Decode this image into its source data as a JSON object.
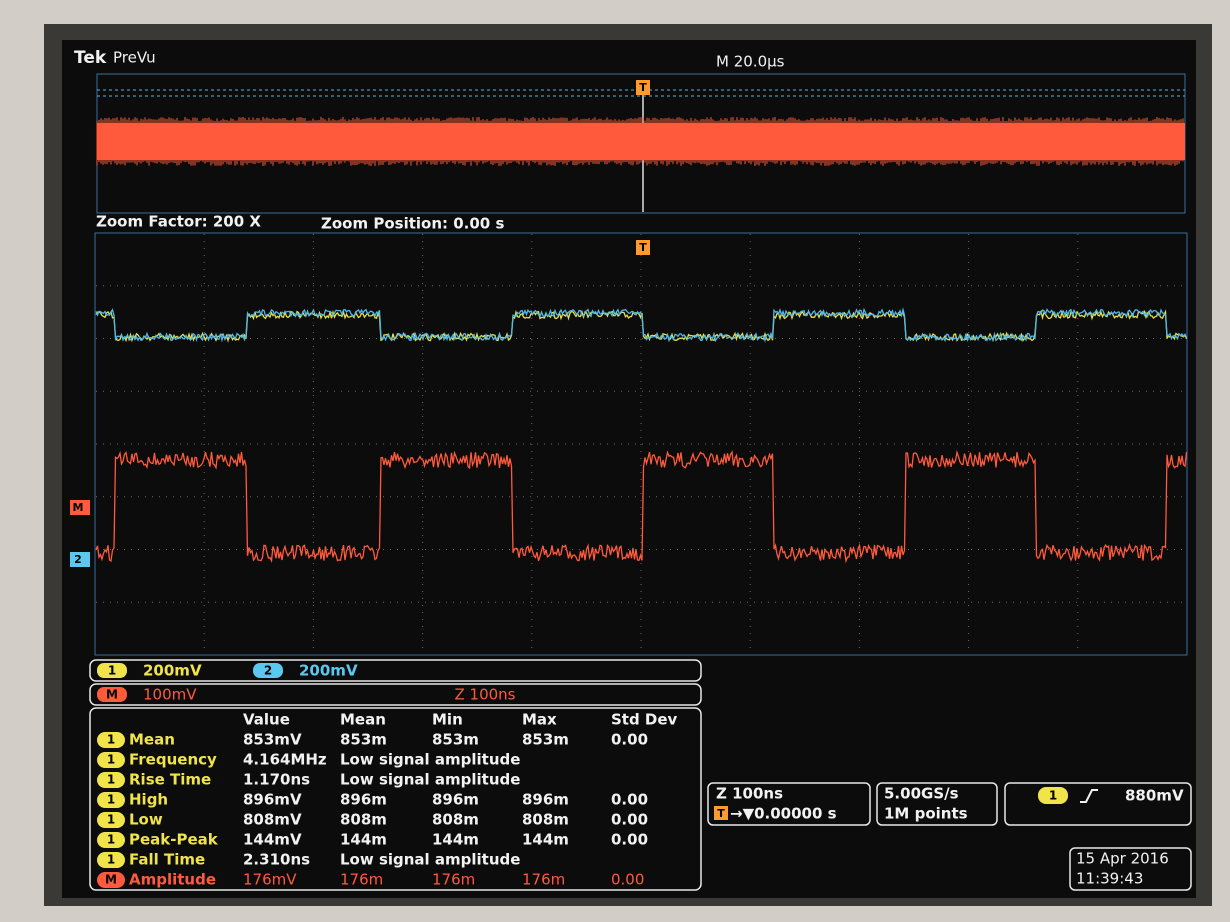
{
  "header": {
    "brand": "Tek",
    "mode": "PreVu",
    "timebase": "M 20.0µs"
  },
  "zoom": {
    "factor": "Zoom Factor: 200 X",
    "position": "Zoom Position: 0.00 s"
  },
  "markers": {
    "trigger_top": "T",
    "trigger_zoom": "T",
    "math": "M",
    "ch2": "2"
  },
  "channels": {
    "row1": [
      {
        "badge": "1",
        "scale": "200mV",
        "color": "#f0e44a"
      },
      {
        "badge": "2",
        "scale": "200mV",
        "color": "#5cc8f0"
      }
    ],
    "row2": {
      "badge": "M",
      "scale": "100mV",
      "zoom": "Z 100ns",
      "color": "#ff5a3c"
    }
  },
  "measurements": {
    "columns": [
      "Value",
      "Mean",
      "Min",
      "Max",
      "Std Dev"
    ],
    "rows": [
      {
        "badge": "1",
        "name": "Mean",
        "cells": [
          "853mV",
          "853m",
          "853m",
          "853m",
          "0.00"
        ],
        "color": "#f0e44a"
      },
      {
        "badge": "1",
        "name": "Frequency",
        "cells": [
          "4.164MHz",
          "Low signal amplitude"
        ],
        "color": "#f0e44a"
      },
      {
        "badge": "1",
        "name": "Rise Time",
        "cells": [
          "1.170ns",
          "Low signal amplitude"
        ],
        "color": "#f0e44a"
      },
      {
        "badge": "1",
        "name": "High",
        "cells": [
          "896mV",
          "896m",
          "896m",
          "896m",
          "0.00"
        ],
        "color": "#f0e44a"
      },
      {
        "badge": "1",
        "name": "Low",
        "cells": [
          "808mV",
          "808m",
          "808m",
          "808m",
          "0.00"
        ],
        "color": "#f0e44a"
      },
      {
        "badge": "1",
        "name": "Peak-Peak",
        "cells": [
          "144mV",
          "144m",
          "144m",
          "144m",
          "0.00"
        ],
        "color": "#f0e44a"
      },
      {
        "badge": "1",
        "name": "Fall Time",
        "cells": [
          "2.310ns",
          "Low signal amplitude"
        ],
        "color": "#f0e44a"
      },
      {
        "badge": "M",
        "name": "Amplitude",
        "cells": [
          "176mV",
          "176m",
          "176m",
          "176m",
          "0.00"
        ],
        "color": "#ff5a3c"
      }
    ]
  },
  "status": {
    "zoom_time": "Z 100ns",
    "trigger_badge": "T",
    "trigger_pos": "→▼0.00000 s",
    "sample_rate": "5.00GS/s",
    "record": "1M points",
    "trigger_source": "1",
    "trigger_level": "880mV",
    "date": "15 Apr  2016",
    "time": "11:39:43"
  }
}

WHAT YOU SHOULD DO = Whichever lines contain the string "name", select and copy them.

WRITTEN RESPONSE =
        "name": "Mean",
        "name": "Frequency",
        "name": "Rise Time",
        "name": "High",
        "name": "Low",
        "name": "Peak-Peak",
        "name": "Fall Time",
        "name": "Amplitude",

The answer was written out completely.